▸ Short task
Quote the data below in full, minus the images.

▸ Exercise data
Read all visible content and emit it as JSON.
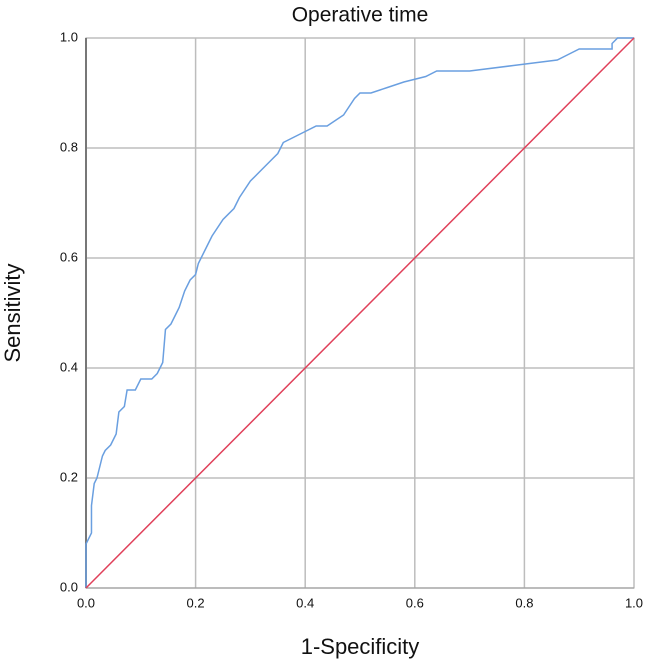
{
  "chart_data": {
    "type": "line",
    "title": "Operative time",
    "x_label": "1-Specificity",
    "y_label": "Sensitivity",
    "xlim": [
      0,
      1
    ],
    "ylim": [
      0,
      1
    ],
    "xticks": [
      {
        "value": 0,
        "label": "0.0"
      },
      0.2,
      0.4,
      0.6,
      0.8,
      {
        "value": 1,
        "label": "1.0"
      }
    ],
    "yticks": [
      {
        "value": 0,
        "label": "0.0"
      },
      0.2,
      0.4,
      0.6,
      0.8,
      {
        "value": 1,
        "label": "1.0"
      }
    ],
    "grid": true,
    "series": [
      {
        "color": "#6a9fe0",
        "x": [
          0,
          0,
          0.005,
          0.01,
          0.01,
          0.015,
          0.02,
          0.025,
          0.03,
          0.035,
          0.045,
          0.055,
          0.06,
          0.07,
          0.075,
          0.09,
          0.1,
          0.12,
          0.13,
          0.14,
          0.145,
          0.155,
          0.165,
          0.17,
          0.18,
          0.19,
          0.2,
          0.205,
          0.22,
          0.23,
          0.25,
          0.27,
          0.28,
          0.3,
          0.32,
          0.34,
          0.35,
          0.36,
          0.38,
          0.4,
          0.42,
          0.44,
          0.47,
          0.49,
          0.5,
          0.52,
          0.55,
          0.58,
          0.62,
          0.64,
          0.7,
          0.78,
          0.86,
          0.88,
          0.9,
          0.96,
          0.96,
          0.97,
          1.0
        ],
        "values": [
          0,
          0.08,
          0.09,
          0.1,
          0.15,
          0.19,
          0.2,
          0.22,
          0.24,
          0.25,
          0.26,
          0.28,
          0.32,
          0.33,
          0.36,
          0.36,
          0.38,
          0.38,
          0.39,
          0.41,
          0.47,
          0.48,
          0.5,
          0.51,
          0.54,
          0.56,
          0.57,
          0.59,
          0.62,
          0.64,
          0.67,
          0.69,
          0.71,
          0.74,
          0.76,
          0.78,
          0.79,
          0.81,
          0.82,
          0.83,
          0.84,
          0.84,
          0.86,
          0.89,
          0.9,
          0.9,
          0.91,
          0.92,
          0.93,
          0.94,
          0.94,
          0.95,
          0.96,
          0.97,
          0.98,
          0.98,
          0.99,
          1.0,
          1.0
        ]
      },
      {
        "color": "#e0405a",
        "x": [
          0,
          1
        ],
        "values": [
          0,
          1
        ]
      }
    ]
  }
}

▸ The response
Read all visible content and emit it as JSON.
{
  "chart_data": {
    "type": "line",
    "title": "Operative time",
    "x_label": "1-Specificity",
    "y_label": "Sensitivity",
    "xlim": [
      0,
      1
    ],
    "ylim": [
      0,
      1
    ],
    "xticks": [
      {
        "value": 0,
        "label": "0.0"
      },
      0.2,
      0.4,
      0.6,
      0.8,
      {
        "value": 1,
        "label": "1.0"
      }
    ],
    "yticks": [
      {
        "value": 0,
        "label": "0.0"
      },
      0.2,
      0.4,
      0.6,
      0.8,
      {
        "value": 1,
        "label": "1.0"
      }
    ],
    "grid": true,
    "series": [
      {
        "color": "#6a9fe0",
        "x": [
          0,
          0,
          0.005,
          0.01,
          0.01,
          0.015,
          0.02,
          0.025,
          0.03,
          0.035,
          0.045,
          0.055,
          0.06,
          0.07,
          0.075,
          0.09,
          0.1,
          0.12,
          0.13,
          0.14,
          0.145,
          0.155,
          0.165,
          0.17,
          0.18,
          0.19,
          0.2,
          0.205,
          0.22,
          0.23,
          0.25,
          0.27,
          0.28,
          0.3,
          0.32,
          0.34,
          0.35,
          0.36,
          0.38,
          0.4,
          0.42,
          0.44,
          0.47,
          0.49,
          0.5,
          0.52,
          0.55,
          0.58,
          0.62,
          0.64,
          0.7,
          0.78,
          0.86,
          0.88,
          0.9,
          0.96,
          0.96,
          0.97,
          1.0
        ],
        "values": [
          0,
          0.08,
          0.09,
          0.1,
          0.15,
          0.19,
          0.2,
          0.22,
          0.24,
          0.25,
          0.26,
          0.28,
          0.32,
          0.33,
          0.36,
          0.36,
          0.38,
          0.38,
          0.39,
          0.41,
          0.47,
          0.48,
          0.5,
          0.51,
          0.54,
          0.56,
          0.57,
          0.59,
          0.62,
          0.64,
          0.67,
          0.69,
          0.71,
          0.74,
          0.76,
          0.78,
          0.79,
          0.81,
          0.82,
          0.83,
          0.84,
          0.84,
          0.86,
          0.89,
          0.9,
          0.9,
          0.91,
          0.92,
          0.93,
          0.94,
          0.94,
          0.95,
          0.96,
          0.97,
          0.98,
          0.98,
          0.99,
          1.0,
          1.0
        ]
      },
      {
        "color": "#e0405a",
        "x": [
          0,
          1
        ],
        "values": [
          0,
          1
        ]
      }
    ]
  }
}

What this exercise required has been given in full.